Task instructions:
Only a number is wanted. Count the lines holding the string "concyclic".

Data records
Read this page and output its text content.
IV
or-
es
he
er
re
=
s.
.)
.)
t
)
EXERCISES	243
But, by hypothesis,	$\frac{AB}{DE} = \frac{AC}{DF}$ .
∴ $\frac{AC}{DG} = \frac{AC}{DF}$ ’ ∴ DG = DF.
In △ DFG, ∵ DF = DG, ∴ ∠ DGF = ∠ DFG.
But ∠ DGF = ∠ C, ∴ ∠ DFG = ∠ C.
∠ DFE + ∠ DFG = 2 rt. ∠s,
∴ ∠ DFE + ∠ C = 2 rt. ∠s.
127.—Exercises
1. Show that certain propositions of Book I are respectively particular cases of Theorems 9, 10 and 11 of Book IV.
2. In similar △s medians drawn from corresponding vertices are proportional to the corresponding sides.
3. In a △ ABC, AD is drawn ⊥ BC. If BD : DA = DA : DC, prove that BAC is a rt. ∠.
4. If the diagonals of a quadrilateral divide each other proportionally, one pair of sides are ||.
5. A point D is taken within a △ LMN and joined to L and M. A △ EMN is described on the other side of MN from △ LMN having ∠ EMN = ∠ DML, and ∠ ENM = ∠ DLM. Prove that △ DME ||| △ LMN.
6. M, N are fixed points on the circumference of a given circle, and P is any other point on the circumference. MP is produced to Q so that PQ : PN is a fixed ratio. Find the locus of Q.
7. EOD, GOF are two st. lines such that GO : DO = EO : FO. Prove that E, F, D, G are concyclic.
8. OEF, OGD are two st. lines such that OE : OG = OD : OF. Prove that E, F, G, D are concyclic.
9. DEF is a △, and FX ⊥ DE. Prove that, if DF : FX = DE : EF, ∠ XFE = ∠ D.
==
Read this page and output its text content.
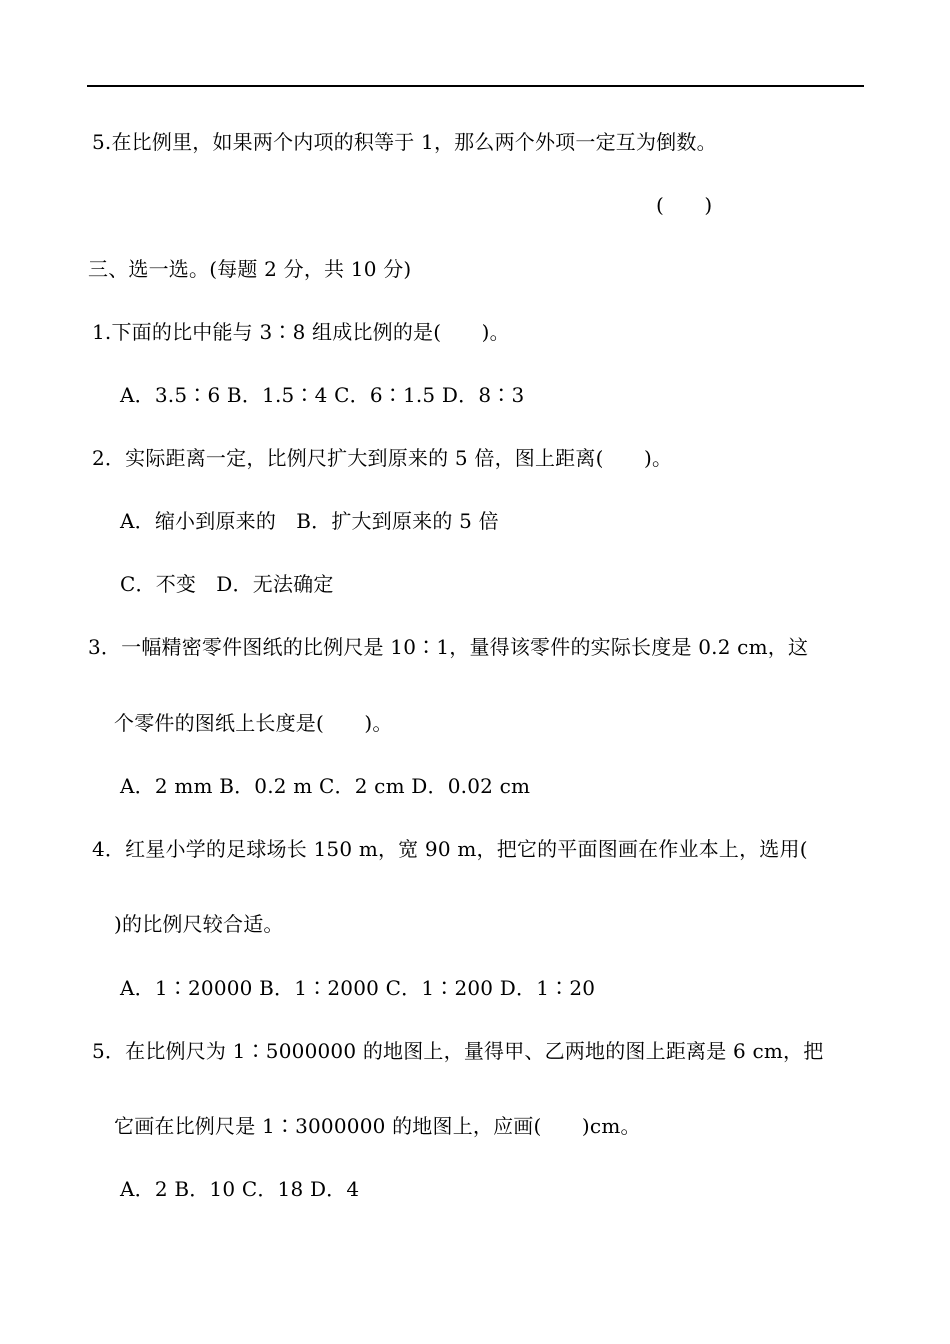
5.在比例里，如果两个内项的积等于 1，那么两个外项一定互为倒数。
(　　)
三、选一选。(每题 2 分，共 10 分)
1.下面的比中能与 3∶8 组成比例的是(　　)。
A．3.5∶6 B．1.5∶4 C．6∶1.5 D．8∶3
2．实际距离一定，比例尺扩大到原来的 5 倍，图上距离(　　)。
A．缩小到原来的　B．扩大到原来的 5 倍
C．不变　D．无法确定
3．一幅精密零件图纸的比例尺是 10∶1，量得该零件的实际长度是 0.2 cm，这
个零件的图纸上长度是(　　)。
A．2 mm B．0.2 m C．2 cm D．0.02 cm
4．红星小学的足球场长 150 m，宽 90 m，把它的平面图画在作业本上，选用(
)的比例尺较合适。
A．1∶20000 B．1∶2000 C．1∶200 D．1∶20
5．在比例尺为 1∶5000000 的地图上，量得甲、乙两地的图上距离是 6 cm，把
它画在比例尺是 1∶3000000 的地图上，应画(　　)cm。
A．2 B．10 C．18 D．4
==
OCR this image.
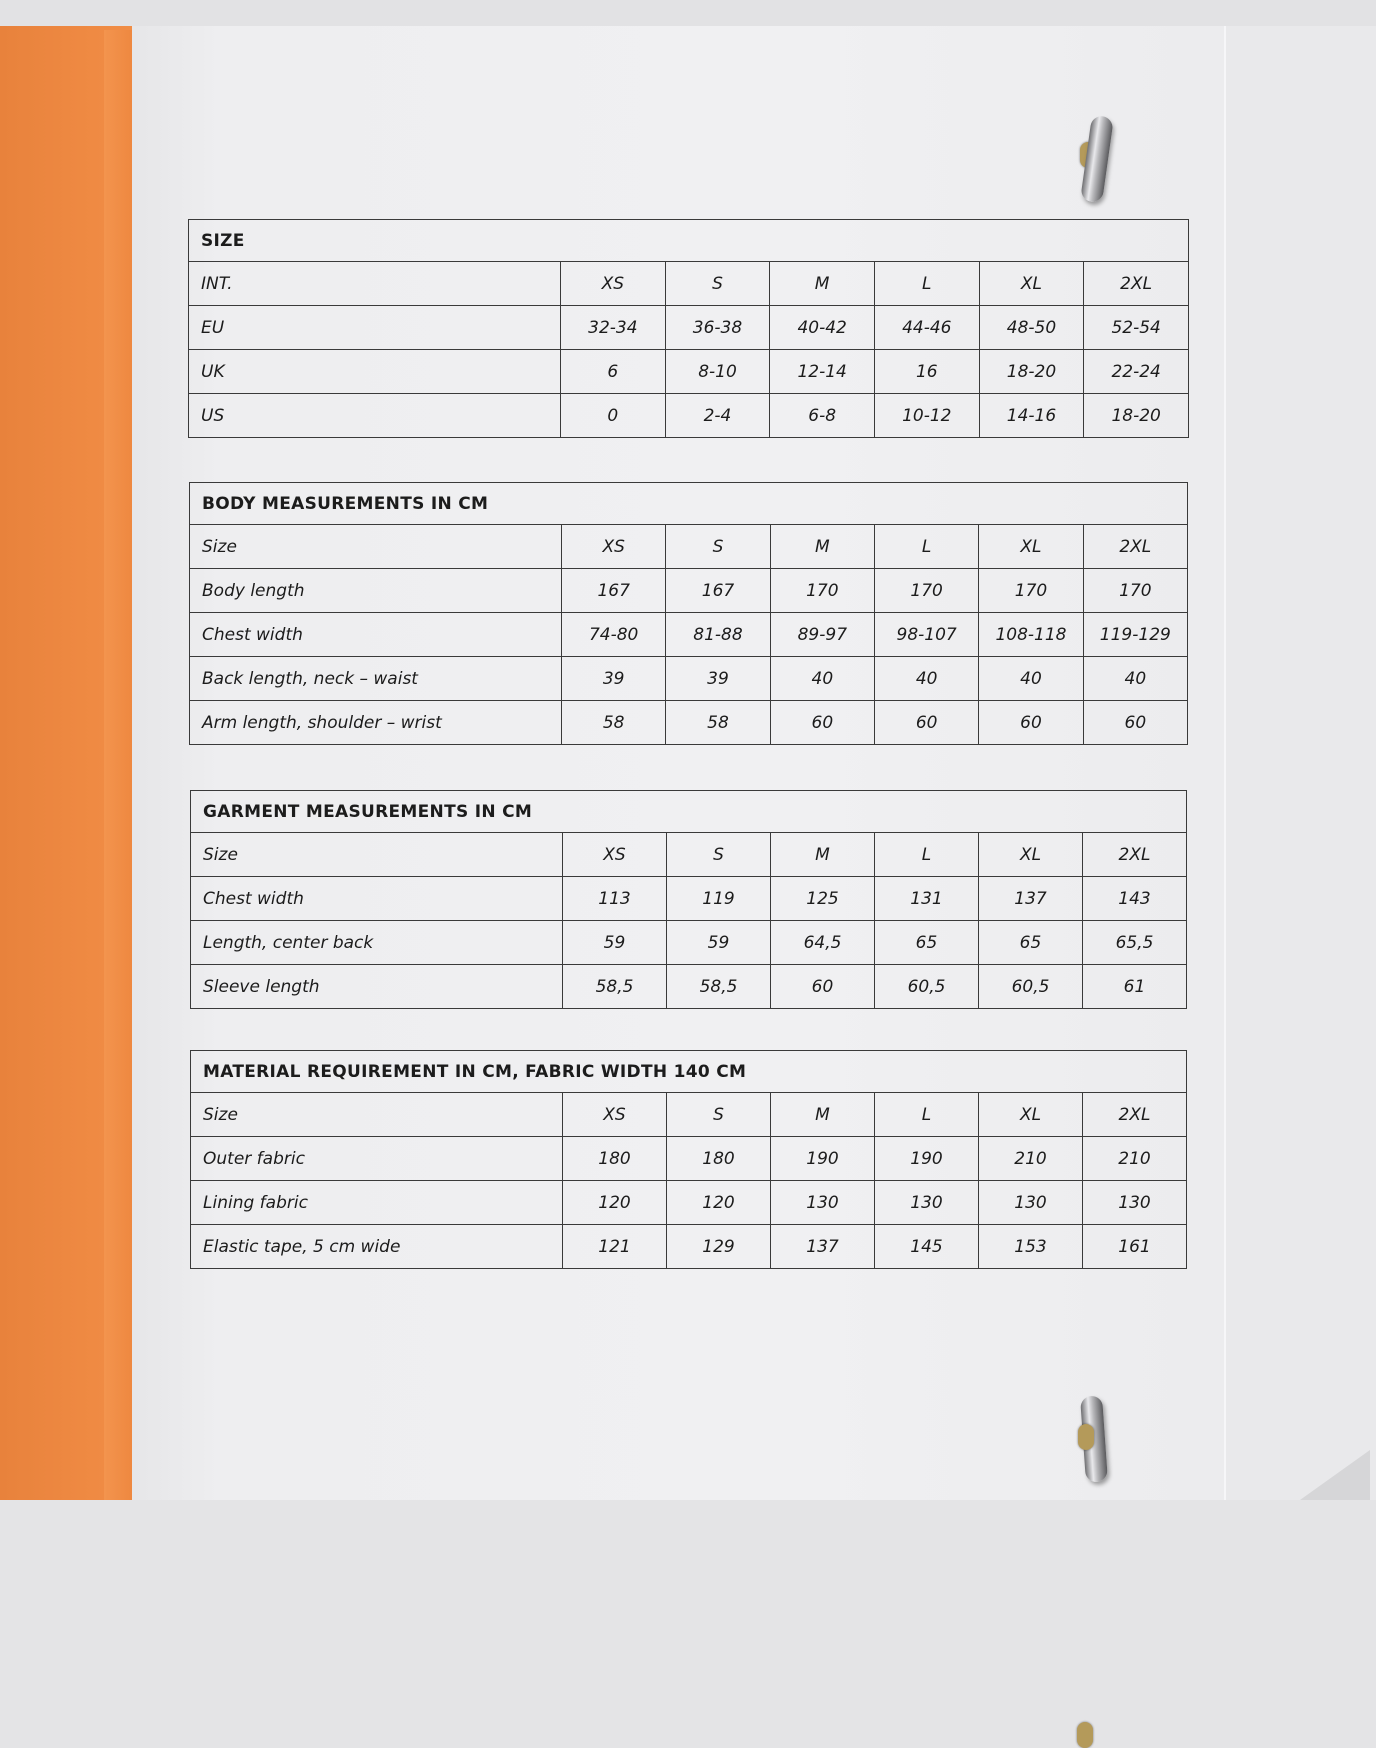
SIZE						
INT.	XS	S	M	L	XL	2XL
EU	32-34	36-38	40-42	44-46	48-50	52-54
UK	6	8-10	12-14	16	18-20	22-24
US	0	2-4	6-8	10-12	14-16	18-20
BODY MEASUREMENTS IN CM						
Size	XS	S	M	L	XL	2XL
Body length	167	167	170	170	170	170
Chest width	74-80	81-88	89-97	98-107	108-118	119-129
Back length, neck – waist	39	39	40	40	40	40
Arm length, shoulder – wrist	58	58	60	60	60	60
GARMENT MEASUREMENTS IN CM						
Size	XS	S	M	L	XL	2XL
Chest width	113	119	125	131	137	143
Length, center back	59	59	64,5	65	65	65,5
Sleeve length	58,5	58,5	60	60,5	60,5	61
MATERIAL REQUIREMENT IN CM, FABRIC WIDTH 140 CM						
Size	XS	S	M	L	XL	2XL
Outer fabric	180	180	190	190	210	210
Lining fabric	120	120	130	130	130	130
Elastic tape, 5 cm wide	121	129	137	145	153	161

Complete output:
2